-- start Supplied records --

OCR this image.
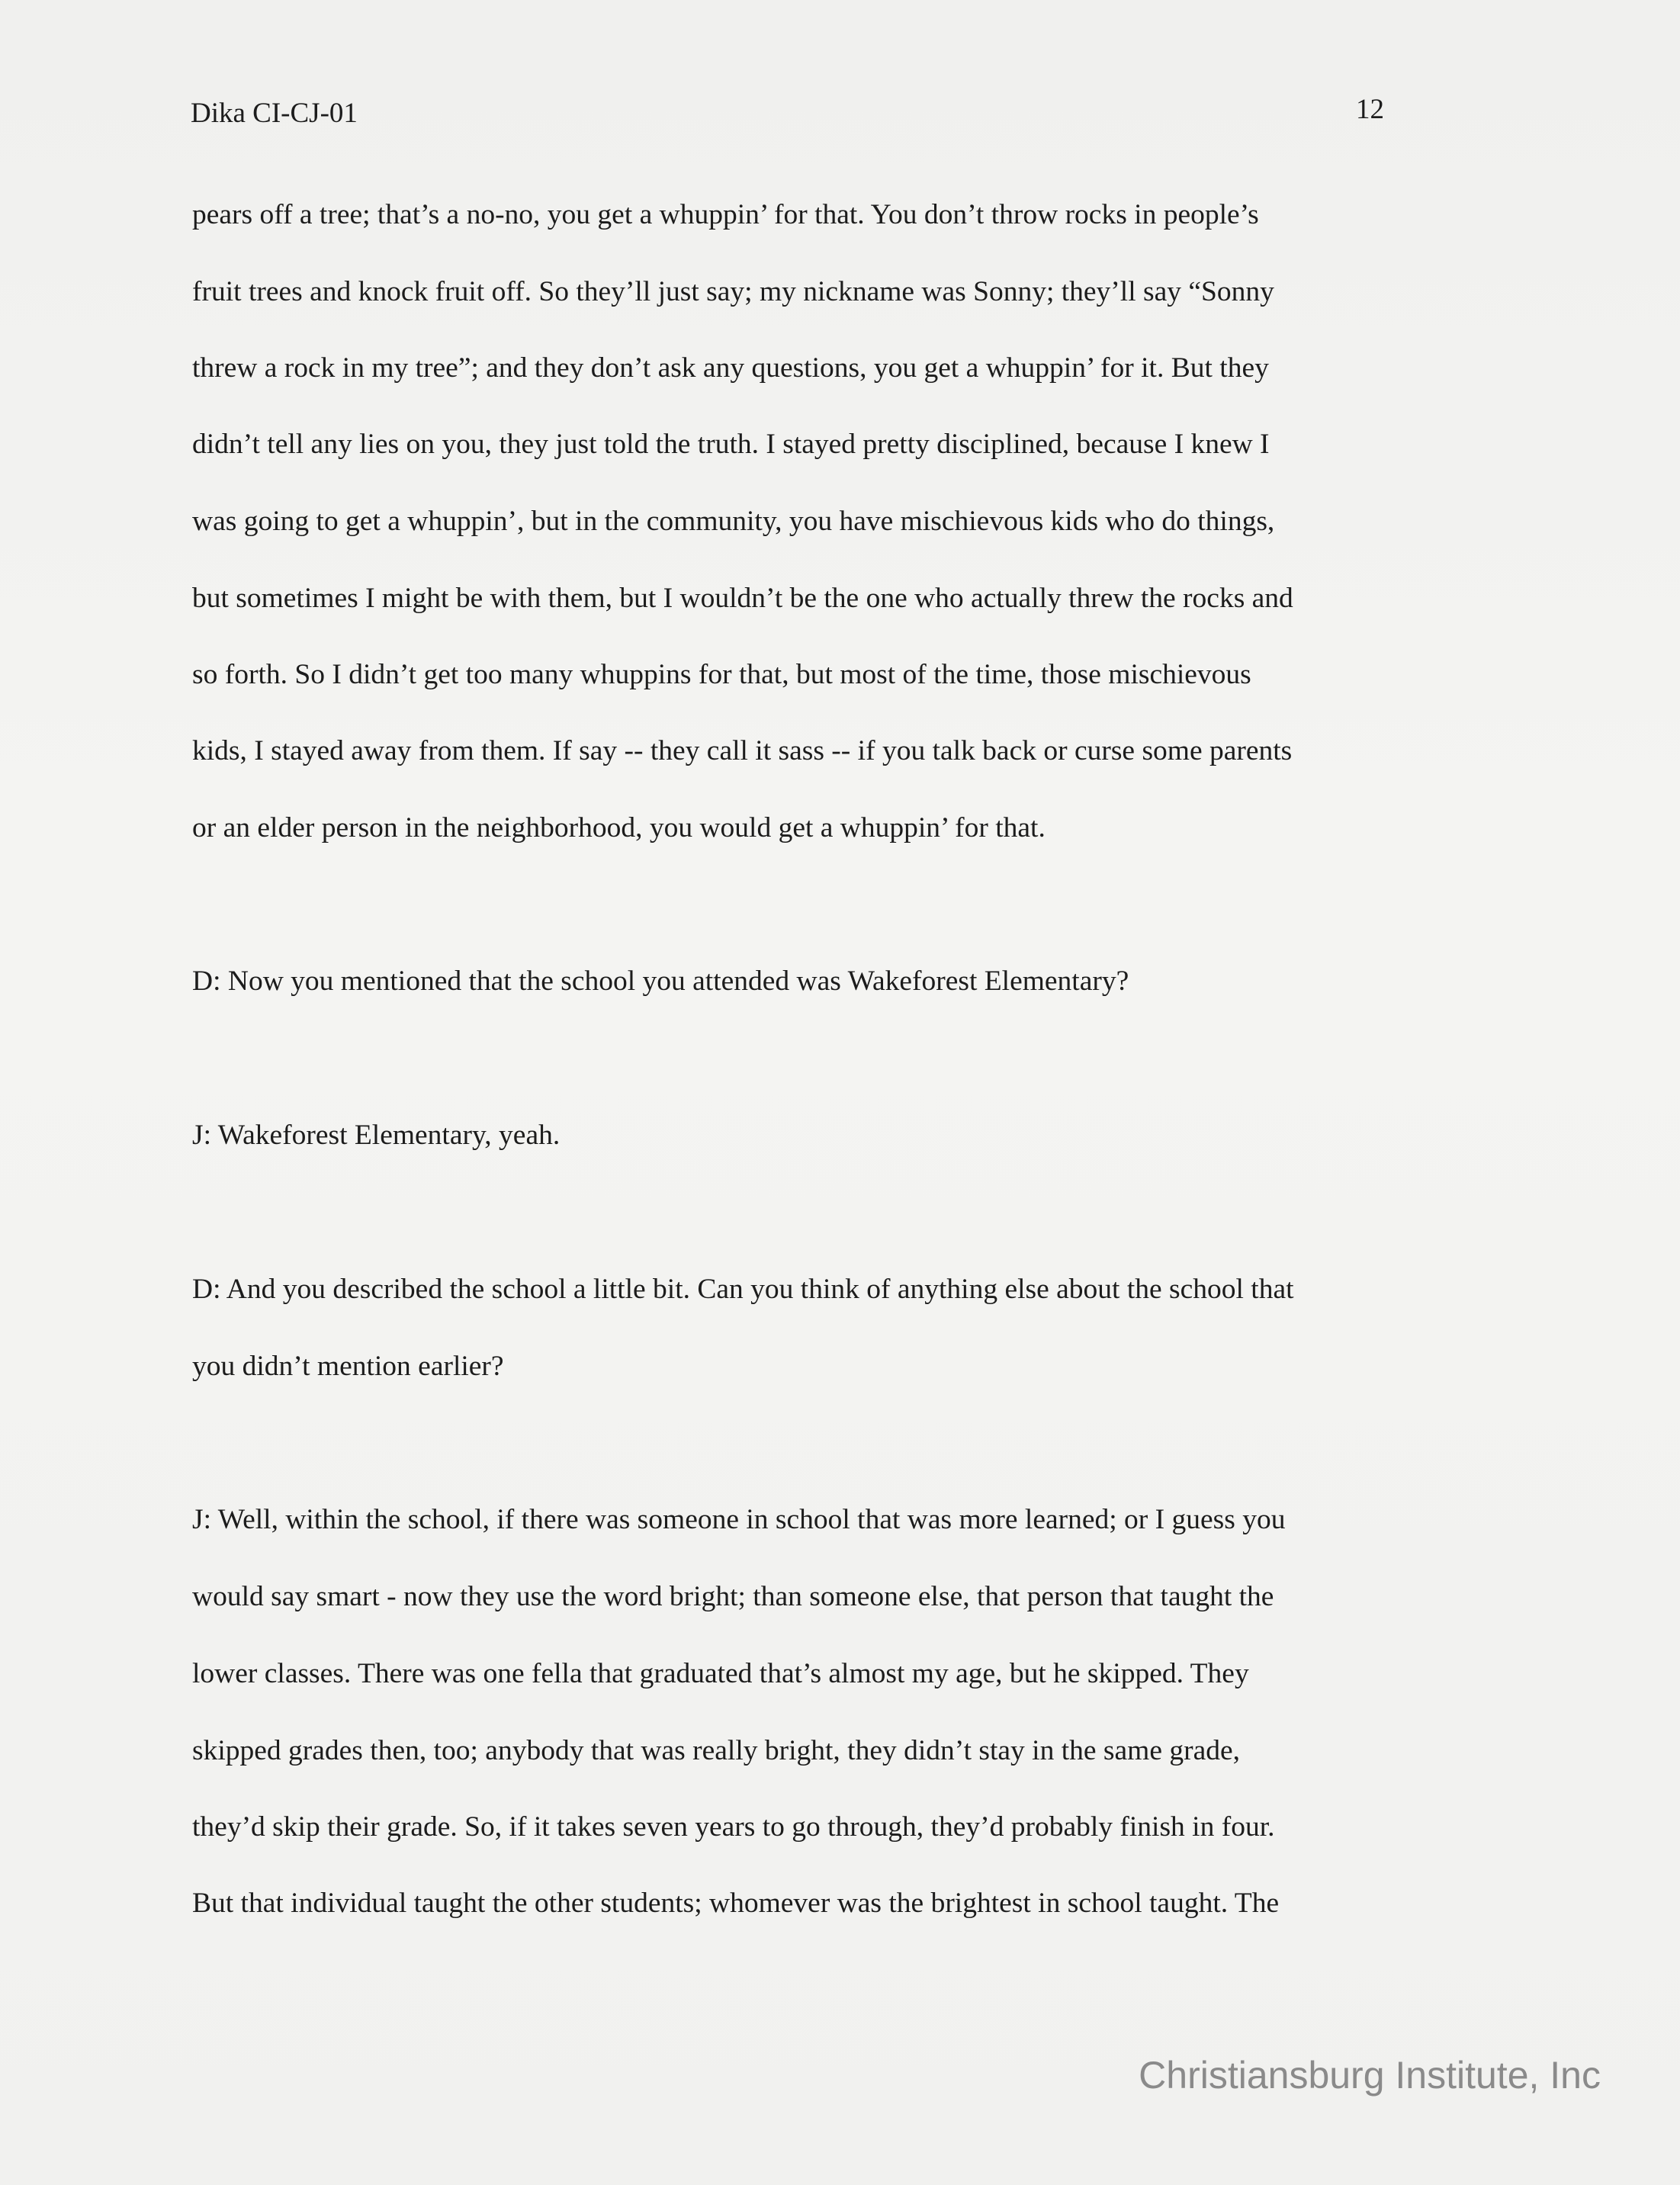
Dika CI-CJ-01	12
pears off a tree; that’s a no-no, you get a whuppin’ for that. You don’t throw rocks in people’s
fruit trees and knock fruit off. So they’ll just say; my nickname was Sonny; they’ll say “Sonny
threw a rock in my tree”; and they don’t ask any questions, you get a whuppin’ for it. But they
didn’t tell any lies on you, they just told the truth. I stayed pretty disciplined, because I knew I
was going to get a whuppin’, but in the community, you have mischievous kids who do things,
but sometimes I might be with them, but I wouldn’t be the one who actually threw the rocks and
so forth. So I didn’t get too many whuppins for that, but most of the time, those mischievous
kids, I stayed away from them. If say -- they call it sass -- if you talk back or curse some parents
or an elder person in the neighborhood, you would get a whuppin’ for that.
D: Now you mentioned that the school you attended was Wakeforest Elementary?
J: Wakeforest Elementary, yeah.
D: And you described the school a little bit. Can you think of anything else about the school that
you didn’t mention earlier?
J: Well, within the school, if there was someone in school that was more learned; or I guess you
would say smart - now they use the word bright; than someone else, that person that taught the
lower classes. There was one fella that graduated that’s almost my age, but he skipped. They
skipped grades then, too; anybody that was really bright, they didn’t stay in the same grade,
they’d skip their grade. So, if it takes seven years to go through, they’d probably finish in four.
But that individual taught the other students; whomever was the brightest in school taught. The
Christiansburg Institute, Inc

-- end Supplied records --

#### Request:
From the listing above, copy out each line where the word "skipped" appears.

#### Task answer:
lower classes. There was one fella that graduated that’s almost my age, but he skipped. They
skipped grades then, too; anybody that was really bright, they didn’t stay in the same grade,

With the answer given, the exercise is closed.